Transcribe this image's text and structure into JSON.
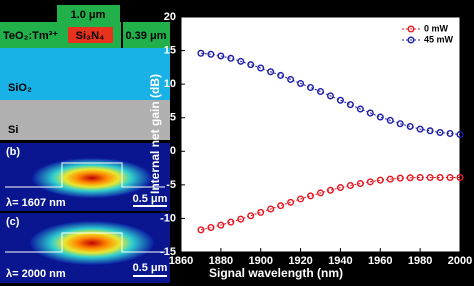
{
  "schematic": {
    "width_label": "1.0 μm",
    "cladding": "TeO₂:Tm³⁺",
    "core": "Si₃N₄",
    "height_label": "0.39 μm",
    "oxide": "SiO₂",
    "substrate": "Si"
  },
  "mode_b": {
    "tag": "(b)",
    "wavelength": "λ= 1607 nm",
    "scale": "0.5 μm"
  },
  "mode_c": {
    "tag": "(c)",
    "wavelength": "λ= 2000 nm",
    "scale": "0.5 μm"
  },
  "chart_data": {
    "type": "line",
    "x_label": "Signal wavelength (nm)",
    "y_label": "Internal net gain (dB)",
    "x": [
      1870,
      1875,
      1880,
      1885,
      1890,
      1895,
      1900,
      1905,
      1910,
      1915,
      1920,
      1925,
      1930,
      1935,
      1940,
      1945,
      1950,
      1955,
      1960,
      1965,
      1970,
      1975,
      1980,
      1985,
      1990,
      1995,
      2000
    ],
    "series": [
      {
        "name": "0 mW",
        "color": "#e8141e",
        "values": [
          -11.7,
          -11.35,
          -11.0,
          -10.55,
          -10.1,
          -9.6,
          -9.1,
          -8.6,
          -8.1,
          -7.6,
          -7.1,
          -6.65,
          -6.2,
          -5.8,
          -5.4,
          -5.1,
          -4.8,
          -4.55,
          -4.3,
          -4.15,
          -4.0,
          -3.95,
          -3.9,
          -3.9,
          -3.9,
          -3.9,
          -3.9
        ]
      },
      {
        "name": "45 mW",
        "color": "#1a1aa8",
        "values": [
          14.6,
          14.45,
          14.2,
          13.85,
          13.4,
          12.9,
          12.4,
          11.85,
          11.3,
          10.7,
          10.1,
          9.5,
          8.9,
          8.25,
          7.6,
          6.95,
          6.3,
          5.7,
          5.1,
          4.6,
          4.1,
          3.7,
          3.3,
          3.05,
          2.8,
          2.65,
          2.5
        ]
      }
    ],
    "xlim": [
      1860,
      2000
    ],
    "xticks": [
      1860,
      1880,
      1900,
      1920,
      1940,
      1960,
      1980,
      2000
    ],
    "ylim": [
      -15,
      20
    ],
    "yticks": [
      -15,
      -10,
      -5,
      0,
      5,
      10,
      15,
      20
    ],
    "legend": "upper right"
  }
}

- PROBLEM DESCRIPTION -
The records above must be echoed exactly, minus their pictures.

- RESULT FOR THIS TASK -
Transcribe this image's text and structure into JSON.
{
  "schematic": {
    "width_label": "1.0 μm",
    "cladding": "TeO₂:Tm³⁺",
    "core": "Si₃N₄",
    "height_label": "0.39 μm",
    "oxide": "SiO₂",
    "substrate": "Si"
  },
  "mode_b": {
    "tag": "(b)",
    "wavelength": "λ= 1607 nm",
    "scale": "0.5 μm"
  },
  "mode_c": {
    "tag": "(c)",
    "wavelength": "λ= 2000 nm",
    "scale": "0.5 μm"
  },
  "chart_data": {
    "type": "line",
    "x_label": "Signal wavelength (nm)",
    "y_label": "Internal net gain (dB)",
    "x": [
      1870,
      1875,
      1880,
      1885,
      1890,
      1895,
      1900,
      1905,
      1910,
      1915,
      1920,
      1925,
      1930,
      1935,
      1940,
      1945,
      1950,
      1955,
      1960,
      1965,
      1970,
      1975,
      1980,
      1985,
      1990,
      1995,
      2000
    ],
    "series": [
      {
        "name": "0 mW",
        "color": "#e8141e",
        "values": [
          -11.7,
          -11.35,
          -11.0,
          -10.55,
          -10.1,
          -9.6,
          -9.1,
          -8.6,
          -8.1,
          -7.6,
          -7.1,
          -6.65,
          -6.2,
          -5.8,
          -5.4,
          -5.1,
          -4.8,
          -4.55,
          -4.3,
          -4.15,
          -4.0,
          -3.95,
          -3.9,
          -3.9,
          -3.9,
          -3.9,
          -3.9
        ]
      },
      {
        "name": "45 mW",
        "color": "#1a1aa8",
        "values": [
          14.6,
          14.45,
          14.2,
          13.85,
          13.4,
          12.9,
          12.4,
          11.85,
          11.3,
          10.7,
          10.1,
          9.5,
          8.9,
          8.25,
          7.6,
          6.95,
          6.3,
          5.7,
          5.1,
          4.6,
          4.1,
          3.7,
          3.3,
          3.05,
          2.8,
          2.65,
          2.5
        ]
      }
    ],
    "xlim": [
      1860,
      2000
    ],
    "xticks": [
      1860,
      1880,
      1900,
      1920,
      1940,
      1960,
      1980,
      2000
    ],
    "ylim": [
      -15,
      20
    ],
    "yticks": [
      -15,
      -10,
      -5,
      0,
      5,
      10,
      15,
      20
    ],
    "legend": "upper right"
  }
}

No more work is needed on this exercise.